▶ Excerpt to read:
Bacterial Adherence in the Urinary Tract
Adhesins expressed on the microbial surface help dictate the tissue tropism of invading bacteria and can modulate host cell responses to infection. Bacteria assemble adhesins on their surface as monomers, as simple oligomers, or as supramolecular fibers called fimbriae or pili (5). The adhesive organelles that are associated with UPEC strains include S pili, Dr family adhesins, P pili, and type 1 pili (4). S pili recognize sialosyloligosaccharide residues on host cells and may help promote colonization of the upper urinary tract by UPEC. Dr family adhesins, including Dr fimbriae and the afimbrial adhesins AFA-I and AFA-II, bind the Dra blood group antigen present on decay accelerating factor and may also facilitate ascending colonization of the urinary tract (6). P pili bind the α-d-galatopyranosyl-(1-4)-β-d-galactopyranoside moiety present in the globoseries of glycolipids that are expressed by erythrocytes and host cells present in the kidney (5). Consistent with this binding specificity, P pili have been shown to be major virulence factors associated with pyelonephritis caused by uropathogenic strains of E. coli. Of the adhesive organelles that are associated with the pathogenesis of UTIs, type 1 pili are the most widely distributed among UPEC isolates (7). The mechanisms and consequences of type 1 pilus-mediated interactions between E. coli and bladder epithelial cells are considered here.

▶ Required action A: In the excerpt on bacterial adherence in the urinary tract, which adhesive organelles are the most widely distributed among UPEC isolates?
▶ Required action B: Carry on the excerpt about bacterial adherence in the urinary tract from the point where it stops.

Structured page parsing data
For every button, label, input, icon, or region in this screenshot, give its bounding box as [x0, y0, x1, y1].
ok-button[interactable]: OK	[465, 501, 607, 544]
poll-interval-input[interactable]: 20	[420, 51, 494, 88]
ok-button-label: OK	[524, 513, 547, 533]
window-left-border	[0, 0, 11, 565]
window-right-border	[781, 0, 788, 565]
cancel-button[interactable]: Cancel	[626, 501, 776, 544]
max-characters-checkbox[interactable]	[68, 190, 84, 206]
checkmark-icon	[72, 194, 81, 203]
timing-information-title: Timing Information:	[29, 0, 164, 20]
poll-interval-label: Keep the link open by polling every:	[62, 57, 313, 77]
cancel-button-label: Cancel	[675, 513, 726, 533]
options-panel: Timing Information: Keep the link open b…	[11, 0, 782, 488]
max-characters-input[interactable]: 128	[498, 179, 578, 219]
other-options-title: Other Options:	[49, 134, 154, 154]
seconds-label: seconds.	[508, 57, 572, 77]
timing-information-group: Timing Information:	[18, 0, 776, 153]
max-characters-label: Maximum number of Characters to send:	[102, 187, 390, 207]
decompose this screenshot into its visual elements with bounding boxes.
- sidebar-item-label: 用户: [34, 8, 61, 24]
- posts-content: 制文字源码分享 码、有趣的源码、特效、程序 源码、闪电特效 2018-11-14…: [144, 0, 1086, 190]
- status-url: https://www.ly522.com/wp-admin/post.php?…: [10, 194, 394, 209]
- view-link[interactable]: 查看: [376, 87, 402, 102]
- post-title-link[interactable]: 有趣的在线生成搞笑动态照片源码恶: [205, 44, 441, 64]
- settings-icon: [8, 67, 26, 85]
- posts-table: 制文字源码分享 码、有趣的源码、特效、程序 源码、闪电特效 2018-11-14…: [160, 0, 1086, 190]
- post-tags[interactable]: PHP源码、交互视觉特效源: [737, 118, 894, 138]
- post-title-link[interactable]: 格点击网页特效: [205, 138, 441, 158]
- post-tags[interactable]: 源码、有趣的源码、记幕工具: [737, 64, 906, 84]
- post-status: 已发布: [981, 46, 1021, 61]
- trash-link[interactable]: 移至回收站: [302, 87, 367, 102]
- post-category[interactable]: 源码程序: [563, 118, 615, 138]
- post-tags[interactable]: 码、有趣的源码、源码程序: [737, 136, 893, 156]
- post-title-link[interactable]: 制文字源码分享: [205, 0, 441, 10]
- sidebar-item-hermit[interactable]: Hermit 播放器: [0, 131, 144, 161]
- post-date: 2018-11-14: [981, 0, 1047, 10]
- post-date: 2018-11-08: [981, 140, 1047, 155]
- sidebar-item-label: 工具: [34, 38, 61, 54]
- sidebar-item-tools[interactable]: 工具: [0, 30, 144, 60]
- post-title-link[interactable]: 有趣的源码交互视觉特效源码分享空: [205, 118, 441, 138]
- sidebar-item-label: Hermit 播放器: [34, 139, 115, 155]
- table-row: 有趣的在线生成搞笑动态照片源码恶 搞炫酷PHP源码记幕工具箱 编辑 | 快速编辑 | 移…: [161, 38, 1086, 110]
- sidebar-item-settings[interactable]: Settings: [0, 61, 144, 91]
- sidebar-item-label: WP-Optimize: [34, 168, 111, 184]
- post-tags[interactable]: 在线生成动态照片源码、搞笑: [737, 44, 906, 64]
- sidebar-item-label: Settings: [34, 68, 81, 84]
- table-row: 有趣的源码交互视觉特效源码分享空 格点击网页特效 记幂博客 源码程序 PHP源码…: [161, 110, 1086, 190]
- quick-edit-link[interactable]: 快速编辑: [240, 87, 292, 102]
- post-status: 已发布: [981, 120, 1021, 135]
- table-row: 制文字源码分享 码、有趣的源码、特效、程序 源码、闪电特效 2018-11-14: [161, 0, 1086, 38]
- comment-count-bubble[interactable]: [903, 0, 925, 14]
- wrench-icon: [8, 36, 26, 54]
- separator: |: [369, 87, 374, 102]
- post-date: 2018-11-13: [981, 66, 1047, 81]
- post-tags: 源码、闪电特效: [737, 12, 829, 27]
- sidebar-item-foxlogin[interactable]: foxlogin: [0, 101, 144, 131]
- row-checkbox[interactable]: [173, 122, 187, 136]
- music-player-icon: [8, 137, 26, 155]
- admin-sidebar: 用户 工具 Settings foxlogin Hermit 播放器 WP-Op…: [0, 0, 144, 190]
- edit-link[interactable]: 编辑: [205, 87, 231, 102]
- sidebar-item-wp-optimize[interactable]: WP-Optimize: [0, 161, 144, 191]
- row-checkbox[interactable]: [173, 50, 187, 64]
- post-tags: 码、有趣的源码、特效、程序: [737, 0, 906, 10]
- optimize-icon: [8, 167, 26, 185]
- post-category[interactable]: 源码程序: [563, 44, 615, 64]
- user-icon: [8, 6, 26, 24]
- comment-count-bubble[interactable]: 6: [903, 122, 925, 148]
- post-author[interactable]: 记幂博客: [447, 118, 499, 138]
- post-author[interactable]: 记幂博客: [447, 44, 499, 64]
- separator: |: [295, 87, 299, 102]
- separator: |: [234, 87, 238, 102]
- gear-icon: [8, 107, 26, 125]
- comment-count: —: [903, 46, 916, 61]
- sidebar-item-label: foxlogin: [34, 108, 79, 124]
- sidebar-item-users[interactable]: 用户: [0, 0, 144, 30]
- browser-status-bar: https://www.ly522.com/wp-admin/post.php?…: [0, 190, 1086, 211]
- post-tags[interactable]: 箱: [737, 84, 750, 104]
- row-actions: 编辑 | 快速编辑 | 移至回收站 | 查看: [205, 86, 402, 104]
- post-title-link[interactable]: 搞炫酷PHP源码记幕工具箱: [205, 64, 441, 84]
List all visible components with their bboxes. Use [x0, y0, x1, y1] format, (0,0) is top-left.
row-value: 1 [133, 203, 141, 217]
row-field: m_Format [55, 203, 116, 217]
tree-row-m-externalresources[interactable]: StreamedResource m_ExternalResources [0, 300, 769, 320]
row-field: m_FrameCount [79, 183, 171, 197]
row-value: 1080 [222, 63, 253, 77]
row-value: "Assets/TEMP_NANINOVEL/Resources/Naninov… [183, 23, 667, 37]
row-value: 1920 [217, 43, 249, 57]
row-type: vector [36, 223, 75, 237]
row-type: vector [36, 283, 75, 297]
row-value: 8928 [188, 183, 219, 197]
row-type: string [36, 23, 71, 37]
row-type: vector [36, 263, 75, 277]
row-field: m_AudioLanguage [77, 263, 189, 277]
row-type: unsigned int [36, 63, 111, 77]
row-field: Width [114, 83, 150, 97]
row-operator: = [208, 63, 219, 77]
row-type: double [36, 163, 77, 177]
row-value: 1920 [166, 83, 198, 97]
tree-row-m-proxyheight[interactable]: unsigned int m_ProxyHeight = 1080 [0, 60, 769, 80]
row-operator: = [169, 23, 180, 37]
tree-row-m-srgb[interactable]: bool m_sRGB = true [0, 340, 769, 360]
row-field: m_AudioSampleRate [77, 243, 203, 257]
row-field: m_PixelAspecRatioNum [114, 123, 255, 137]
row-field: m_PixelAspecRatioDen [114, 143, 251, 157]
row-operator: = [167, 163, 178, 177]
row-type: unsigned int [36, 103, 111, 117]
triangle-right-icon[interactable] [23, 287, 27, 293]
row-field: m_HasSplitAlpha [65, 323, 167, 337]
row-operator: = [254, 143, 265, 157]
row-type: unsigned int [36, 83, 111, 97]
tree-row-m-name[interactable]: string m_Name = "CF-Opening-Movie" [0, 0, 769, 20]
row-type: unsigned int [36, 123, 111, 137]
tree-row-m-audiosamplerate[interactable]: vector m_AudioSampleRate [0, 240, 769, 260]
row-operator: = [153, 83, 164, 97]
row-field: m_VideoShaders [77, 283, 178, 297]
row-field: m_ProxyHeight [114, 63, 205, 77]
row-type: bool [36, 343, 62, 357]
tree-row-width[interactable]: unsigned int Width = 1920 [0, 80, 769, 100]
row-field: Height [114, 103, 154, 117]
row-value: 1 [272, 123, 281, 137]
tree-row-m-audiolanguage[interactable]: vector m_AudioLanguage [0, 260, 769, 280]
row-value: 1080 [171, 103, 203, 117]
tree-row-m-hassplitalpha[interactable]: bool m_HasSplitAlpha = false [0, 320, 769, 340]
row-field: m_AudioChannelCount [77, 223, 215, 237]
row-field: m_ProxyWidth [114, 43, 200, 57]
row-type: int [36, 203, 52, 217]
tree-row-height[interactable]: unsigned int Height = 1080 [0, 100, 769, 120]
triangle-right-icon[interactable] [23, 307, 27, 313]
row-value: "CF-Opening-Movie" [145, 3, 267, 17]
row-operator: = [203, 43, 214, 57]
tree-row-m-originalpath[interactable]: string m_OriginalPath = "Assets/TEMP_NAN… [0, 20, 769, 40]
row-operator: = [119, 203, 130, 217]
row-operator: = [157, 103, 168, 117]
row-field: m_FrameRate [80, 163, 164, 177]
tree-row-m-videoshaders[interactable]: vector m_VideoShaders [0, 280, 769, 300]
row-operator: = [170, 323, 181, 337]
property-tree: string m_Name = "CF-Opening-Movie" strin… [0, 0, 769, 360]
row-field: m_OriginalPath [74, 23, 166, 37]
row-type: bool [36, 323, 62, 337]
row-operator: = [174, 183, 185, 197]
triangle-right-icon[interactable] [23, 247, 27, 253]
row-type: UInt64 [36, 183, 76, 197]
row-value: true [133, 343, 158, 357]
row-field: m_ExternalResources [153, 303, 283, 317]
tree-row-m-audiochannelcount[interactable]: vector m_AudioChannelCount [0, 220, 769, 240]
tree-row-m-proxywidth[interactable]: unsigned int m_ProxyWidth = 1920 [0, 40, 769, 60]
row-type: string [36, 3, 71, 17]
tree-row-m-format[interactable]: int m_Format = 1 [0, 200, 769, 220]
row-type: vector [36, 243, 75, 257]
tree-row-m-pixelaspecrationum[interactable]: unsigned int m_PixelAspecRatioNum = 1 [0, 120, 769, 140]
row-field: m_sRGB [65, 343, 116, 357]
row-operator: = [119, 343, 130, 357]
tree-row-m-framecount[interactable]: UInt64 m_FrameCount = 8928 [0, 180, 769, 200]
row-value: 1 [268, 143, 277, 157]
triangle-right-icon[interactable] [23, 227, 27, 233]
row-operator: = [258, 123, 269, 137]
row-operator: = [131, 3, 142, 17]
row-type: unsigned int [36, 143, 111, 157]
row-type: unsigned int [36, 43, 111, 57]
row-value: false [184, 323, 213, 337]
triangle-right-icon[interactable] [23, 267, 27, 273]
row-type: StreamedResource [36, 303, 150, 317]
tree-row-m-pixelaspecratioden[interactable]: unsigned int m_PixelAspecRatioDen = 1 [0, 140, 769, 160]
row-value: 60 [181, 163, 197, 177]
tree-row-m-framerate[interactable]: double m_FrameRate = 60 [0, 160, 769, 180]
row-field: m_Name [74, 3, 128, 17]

▶ Exercise result A: Type 1 pili.

▶ Exercise result B:
Type 1 pili are composite fibers ranging from a few fractions of a micrometer to more than 3 μm in length (8). They consist of a 7-nm-thick helical rod made up of repeating FimA subunits joined to a 3-nm-wide distal tip fibrillum structure containing two adapter proteins, FimF and FimG, and the adhesin, FimH (8, 9) (Fig. 1 Left). FimH binds mannose-containing glycoprotein receptors and can mediate bacterial attachment to a variety of different host cell types (10–13). The FimH adhesin consists of two domains: a COOH-terminal pilin domain involved in the incorporation of FimH into type 1 pili and an NH3-terminal adhesin domain that contains a carbohydrate binding pocket capable of accommodating a d-mannose residue (Fig. 1 Right) (14). The adhesin domain of FimH is an 11-stranded elongated β barrel with an overall jellyroll topology. This domain is connected to the pilin domain via an extended linker that may provide maximum flexibility for proper positioning of the carbohydrate binding site so that it can interact with mannose residues presented by host glycoprotein receptors. Interactions between FimH and receptors expressed on the luminal surface of the bladder epithelium are critical to the ability of many UPEC strains to colonize the bladder and cause disease (7, 13, 15, 16).
Figure 1.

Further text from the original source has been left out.